WHAT IS ASKED: Only the pictures stay out; every record is to be quoted exactly.

MATERIAL FOR THIS EXERCISE:
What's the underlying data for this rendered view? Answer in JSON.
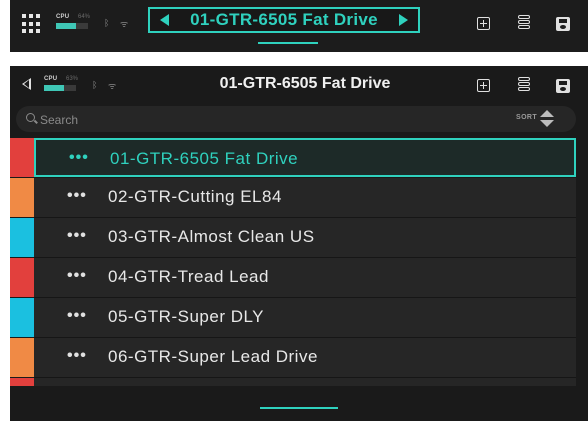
{
  "topbar": {
    "cpu_label": "CPU",
    "cpu_percent": "64%",
    "cpu_level": 0.64,
    "preset_name": "01-GTR-6505 Fat Drive",
    "icons": [
      "grid-icon",
      "bluetooth-icon",
      "wifi-icon",
      "prev-arrow-icon",
      "next-arrow-icon",
      "add-preset-icon",
      "stack-icon",
      "save-icon"
    ]
  },
  "header": {
    "cpu_label": "CPU",
    "cpu_percent": "63%",
    "cpu_level": 0.63,
    "title": "01-GTR-6505 Fat Drive"
  },
  "search": {
    "placeholder": "Search",
    "value": "",
    "sort_label": "SORT"
  },
  "presets": [
    {
      "name": "01-GTR-6505 Fat Drive",
      "color": "#e2403d",
      "selected": true
    },
    {
      "name": "02-GTR-Cutting EL84",
      "color": "#f08a45",
      "selected": false
    },
    {
      "name": "03-GTR-Almost Clean US",
      "color": "#1bc0e0",
      "selected": false
    },
    {
      "name": "04-GTR-Tread Lead",
      "color": "#e2403d",
      "selected": false
    },
    {
      "name": "05-GTR-Super DLY",
      "color": "#1bc0e0",
      "selected": false
    },
    {
      "name": "06-GTR-Super Lead Drive",
      "color": "#f08a45",
      "selected": false
    },
    {
      "name": "",
      "color": "#e2403d",
      "selected": false
    }
  ],
  "colors": {
    "accent": "#2fd1be",
    "background": "#1a1a1a",
    "row": "#262626"
  }
}
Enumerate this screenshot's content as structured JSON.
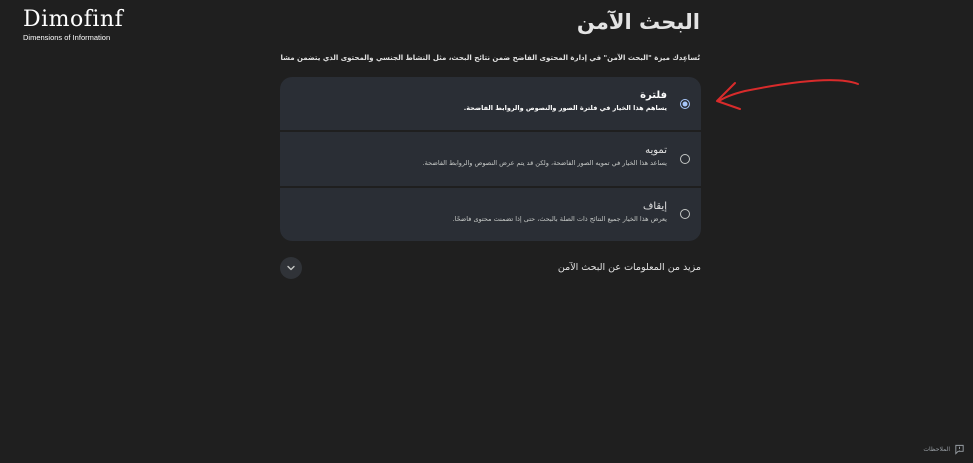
{
  "logo": {
    "wordmark": "Dimofinf",
    "tagline": "Dimensions of Information"
  },
  "page": {
    "title": "البحث الآمن",
    "description": "تُساعِدك ميزة \"البحث الآمن\" في إدارة المحتوى الفاضح ضمن نتائج البحث، مثل النشاط الجنسي والمحتوى الذي يتضمن مشاهد عنف قاسي."
  },
  "options": [
    {
      "label": "فلترة",
      "description": "يساهم هذا الخيار في فلترة الصور والنصوص والروابط الفاضحة.",
      "selected": true
    },
    {
      "label": "تمويه",
      "description": "يساعد هذا الخيار في تمويه الصور الفاضحة، ولكن قد يتم عرض النصوص والروابط الفاضحة.",
      "selected": false
    },
    {
      "label": "إيقاف",
      "description": "يعرض هذا الخيار جميع النتائج ذات الصلة بالبحث، حتى إذا تضمنت محتوى فاضحًا.",
      "selected": false
    }
  ],
  "more_info": {
    "label": "مزيد من المعلومات عن البحث الآمن",
    "toggle_icon": "chevron-down-icon"
  },
  "annotation": {
    "color": "#d92b2b"
  },
  "feedback": {
    "label": "الملاحظات",
    "icon": "feedback-icon"
  },
  "colors": {
    "background": "#1f1f1f",
    "card": "#2a2e35",
    "accent": "#a8c7fa"
  }
}
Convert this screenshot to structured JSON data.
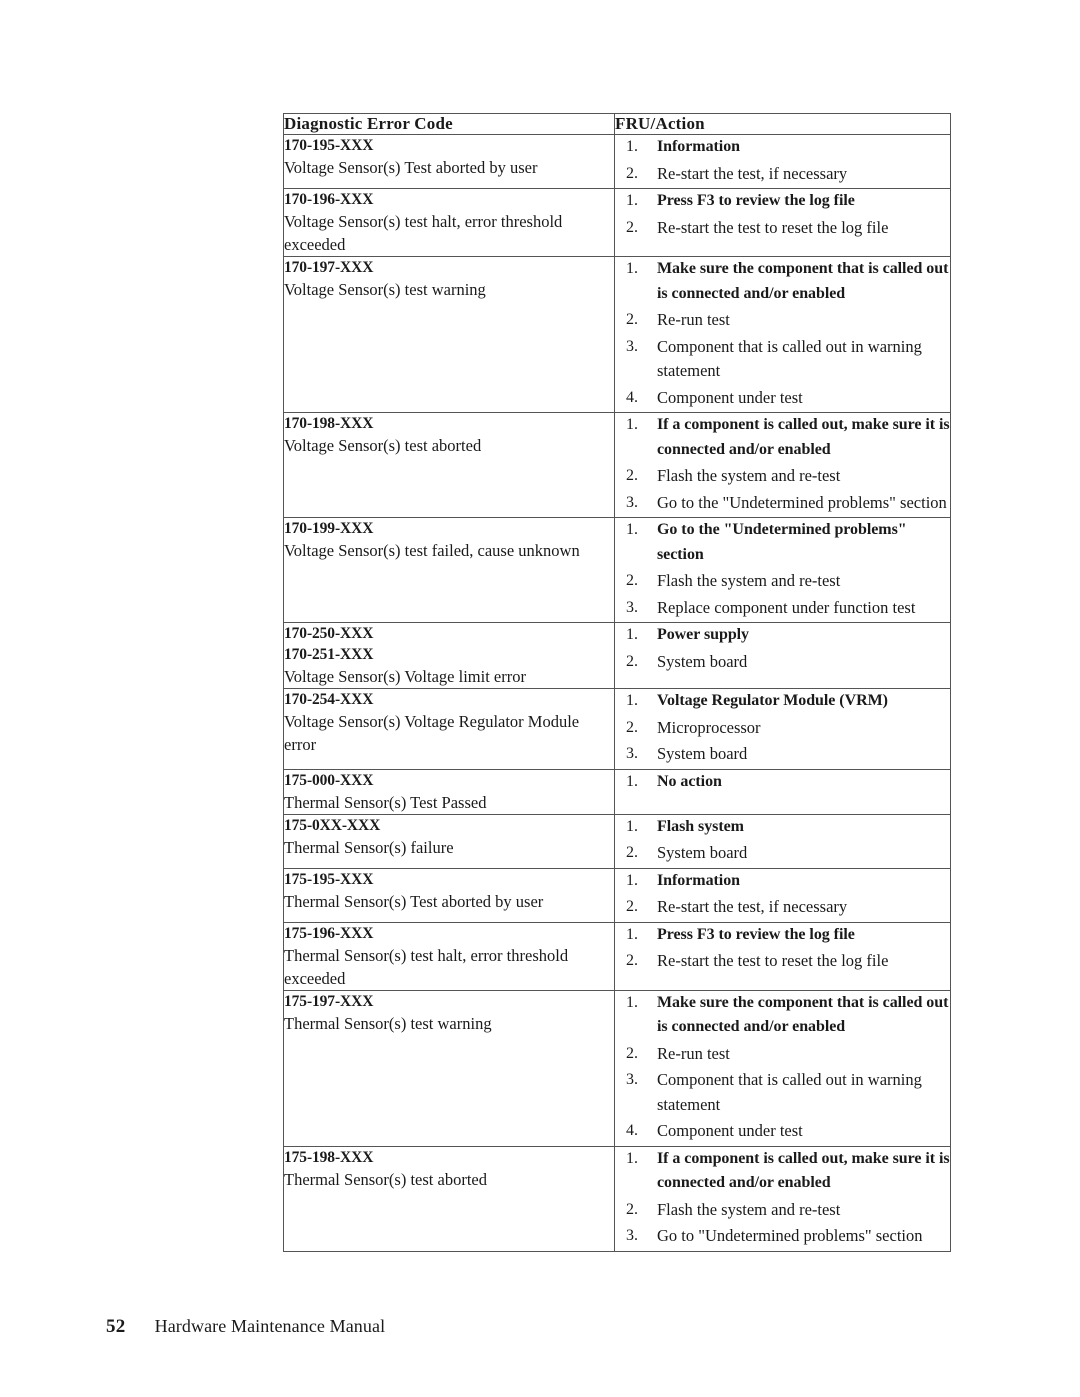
{
  "page": {
    "number": "52",
    "footer_title": "Hardware Maintenance Manual"
  },
  "table": {
    "headers": {
      "col1": "Diagnostic Error Code",
      "col2": "FRU/Action"
    },
    "rows": [
      {
        "code": "170-195-XXX",
        "description": "Voltage Sensor(s) Test aborted by user",
        "actions": [
          "Information",
          "Re-start the test, if necessary"
        ]
      },
      {
        "code": "170-196-XXX",
        "description": "Voltage Sensor(s) test halt, error threshold exceeded",
        "actions": [
          "Press F3 to review the log file",
          "Re-start the test to reset the log file"
        ]
      },
      {
        "code": "170-197-XXX",
        "description": "Voltage Sensor(s) test warning",
        "actions": [
          "Make sure the component that is called out is connected and/or enabled",
          "Re-run test",
          "Component that is called out in warning statement",
          "Component under test"
        ]
      },
      {
        "code": "170-198-XXX",
        "description": "Voltage Sensor(s) test aborted",
        "actions": [
          "If a component is called out, make sure it is connected and/or enabled",
          "Flash the system and re-test",
          "Go to the \"Undetermined problems\" section"
        ]
      },
      {
        "code": "170-199-XXX",
        "description": "Voltage Sensor(s) test failed, cause unknown",
        "actions": [
          "Go to the \"Undetermined problems\" section",
          "Flash the system and re-test",
          "Replace component under function test"
        ]
      },
      {
        "code": "170-250-XXX",
        "code2": "170-251-XXX",
        "description": "Voltage Sensor(s) Voltage limit error",
        "actions": [
          "Power supply",
          "System board"
        ]
      },
      {
        "code": "170-254-XXX",
        "description": "Voltage Sensor(s) Voltage Regulator Module error",
        "actions": [
          "Voltage Regulator Module (VRM)",
          "Microprocessor",
          "System board"
        ]
      },
      {
        "code": "175-000-XXX",
        "description": "Thermal Sensor(s) Test Passed",
        "actions": [
          "No action"
        ]
      },
      {
        "code": "175-0XX-XXX",
        "description": "Thermal Sensor(s) failure",
        "actions": [
          "Flash system",
          "System board"
        ]
      },
      {
        "code": "175-195-XXX",
        "description": "Thermal Sensor(s) Test aborted by user",
        "actions": [
          "Information",
          "Re-start the test, if necessary"
        ]
      },
      {
        "code": "175-196-XXX",
        "description": "Thermal Sensor(s) test halt, error threshold exceeded",
        "actions": [
          "Press F3 to review the log file",
          "Re-start the test to reset the log file"
        ]
      },
      {
        "code": "175-197-XXX",
        "description": "Thermal Sensor(s) test warning",
        "actions": [
          "Make sure the component that is called out is connected and/or enabled",
          "Re-run test",
          "Component that is called out in warning statement",
          "Component under test"
        ]
      },
      {
        "code": "175-198-XXX",
        "description": "Thermal Sensor(s) test aborted",
        "actions": [
          "If a component is called out, make sure it is connected and/or enabled",
          "Flash the system and re-test",
          "Go to \"Undetermined problems\" section"
        ]
      }
    ]
  }
}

PROBLEM SOLUTION:
What's the underlying data for this rendered view? Answer in JSON.
{
  "topbar": {
    "cpu_label": "CPU",
    "cpu_percent": "64%",
    "cpu_level": 0.64,
    "preset_name": "01-GTR-6505 Fat Drive",
    "icons": [
      "grid-icon",
      "bluetooth-icon",
      "wifi-icon",
      "prev-arrow-icon",
      "next-arrow-icon",
      "add-preset-icon",
      "stack-icon",
      "save-icon"
    ]
  },
  "header": {
    "cpu_label": "CPU",
    "cpu_percent": "63%",
    "cpu_level": 0.63,
    "title": "01-GTR-6505 Fat Drive"
  },
  "search": {
    "placeholder": "Search",
    "value": "",
    "sort_label": "SORT"
  },
  "presets": [
    {
      "name": "01-GTR-6505 Fat Drive",
      "color": "#e2403d",
      "selected": true
    },
    {
      "name": "02-GTR-Cutting EL84",
      "color": "#f08a45",
      "selected": false
    },
    {
      "name": "03-GTR-Almost Clean US",
      "color": "#1bc0e0",
      "selected": false
    },
    {
      "name": "04-GTR-Tread Lead",
      "color": "#e2403d",
      "selected": false
    },
    {
      "name": "05-GTR-Super DLY",
      "color": "#1bc0e0",
      "selected": false
    },
    {
      "name": "06-GTR-Super Lead Drive",
      "color": "#f08a45",
      "selected": false
    },
    {
      "name": "",
      "color": "#e2403d",
      "selected": false
    }
  ],
  "colors": {
    "accent": "#2fd1be",
    "background": "#1a1a1a",
    "row": "#262626"
  }
}
Enumerate this screenshot's content as structured JSON.
{
  "logo": {
    "wordmark": "Dimofinf",
    "tagline": "Dimensions of Information"
  },
  "page": {
    "title": "البحث الآمن",
    "description": "تُساعِدك ميزة \"البحث الآمن\" في إدارة المحتوى الفاضح ضمن نتائج البحث، مثل النشاط الجنسي والمحتوى الذي يتضمن مشاهد عنف قاسي."
  },
  "options": [
    {
      "label": "فلترة",
      "description": "يساهم هذا الخيار في فلترة الصور والنصوص والروابط الفاضحة.",
      "selected": true
    },
    {
      "label": "تمويه",
      "description": "يساعد هذا الخيار في تمويه الصور الفاضحة، ولكن قد يتم عرض النصوص والروابط الفاضحة.",
      "selected": false
    },
    {
      "label": "إيقاف",
      "description": "يعرض هذا الخيار جميع النتائج ذات الصلة بالبحث، حتى إذا تضمنت محتوى فاضحًا.",
      "selected": false
    }
  ],
  "more_info": {
    "label": "مزيد من المعلومات عن البحث الآمن",
    "toggle_icon": "chevron-down-icon"
  },
  "annotation": {
    "color": "#d92b2b"
  },
  "feedback": {
    "label": "الملاحظات",
    "icon": "feedback-icon"
  },
  "colors": {
    "background": "#1f1f1f",
    "card": "#2a2e35",
    "accent": "#a8c7fa"
  }
}
Convert this screenshot to structured JSON data.
{
  "page": {
    "number": "52",
    "footer_title": "Hardware Maintenance Manual"
  },
  "table": {
    "headers": {
      "col1": "Diagnostic Error Code",
      "col2": "FRU/Action"
    },
    "rows": [
      {
        "code": "170-195-XXX",
        "description": "Voltage Sensor(s) Test aborted by user",
        "actions": [
          "Information",
          "Re-start the test, if necessary"
        ]
      },
      {
        "code": "170-196-XXX",
        "description": "Voltage Sensor(s) test halt, error threshold exceeded",
        "actions": [
          "Press F3 to review the log file",
          "Re-start the test to reset the log file"
        ]
      },
      {
        "code": "170-197-XXX",
        "description": "Voltage Sensor(s) test warning",
        "actions": [
          "Make sure the component that is called out is connected and/or enabled",
          "Re-run test",
          "Component that is called out in warning statement",
          "Component under test"
        ]
      },
      {
        "code": "170-198-XXX",
        "description": "Voltage Sensor(s) test aborted",
        "actions": [
          "If a component is called out, make sure it is connected and/or enabled",
          "Flash the system and re-test",
          "Go to the \"Undetermined problems\" section"
        ]
      },
      {
        "code": "170-199-XXX",
        "description": "Voltage Sensor(s) test failed, cause unknown",
        "actions": [
          "Go to the \"Undetermined problems\" section",
          "Flash the system and re-test",
          "Replace component under function test"
        ]
      },
      {
        "code": "170-250-XXX",
        "code2": "170-251-XXX",
        "description": "Voltage Sensor(s) Voltage limit error",
        "actions": [
          "Power supply",
          "System board"
        ]
      },
      {
        "code": "170-254-XXX",
        "description": "Voltage Sensor(s) Voltage Regulator Module error",
        "actions": [
          "Voltage Regulator Module (VRM)",
          "Microprocessor",
          "System board"
        ]
      },
      {
        "code": "175-000-XXX",
        "description": "Thermal Sensor(s) Test Passed",
        "actions": [
          "No action"
        ]
      },
      {
        "code": "175-0XX-XXX",
        "description": "Thermal Sensor(s) failure",
        "actions": [
          "Flash system",
          "System board"
        ]
      },
      {
        "code": "175-195-XXX",
        "description": "Thermal Sensor(s) Test aborted by user",
        "actions": [
          "Information",
          "Re-start the test, if necessary"
        ]
      },
      {
        "code": "175-196-XXX",
        "description": "Thermal Sensor(s) test halt, error threshold exceeded",
        "actions": [
          "Press F3 to review the log file",
          "Re-start the test to reset the log file"
        ]
      },
      {
        "code": "175-197-XXX",
        "description": "Thermal Sensor(s) test warning",
        "actions": [
          "Make sure the component that is called out is connected and/or enabled",
          "Re-run test",
          "Component that is called out in warning statement",
          "Component under test"
        ]
      },
      {
        "code": "175-198-XXX",
        "description": "Thermal Sensor(s) test aborted",
        "actions": [
          "If a component is called out, make sure it is connected and/or enabled",
          "Flash the system and re-test",
          "Go to \"Undetermined problems\" section"
        ]
      }
    ]
  }
}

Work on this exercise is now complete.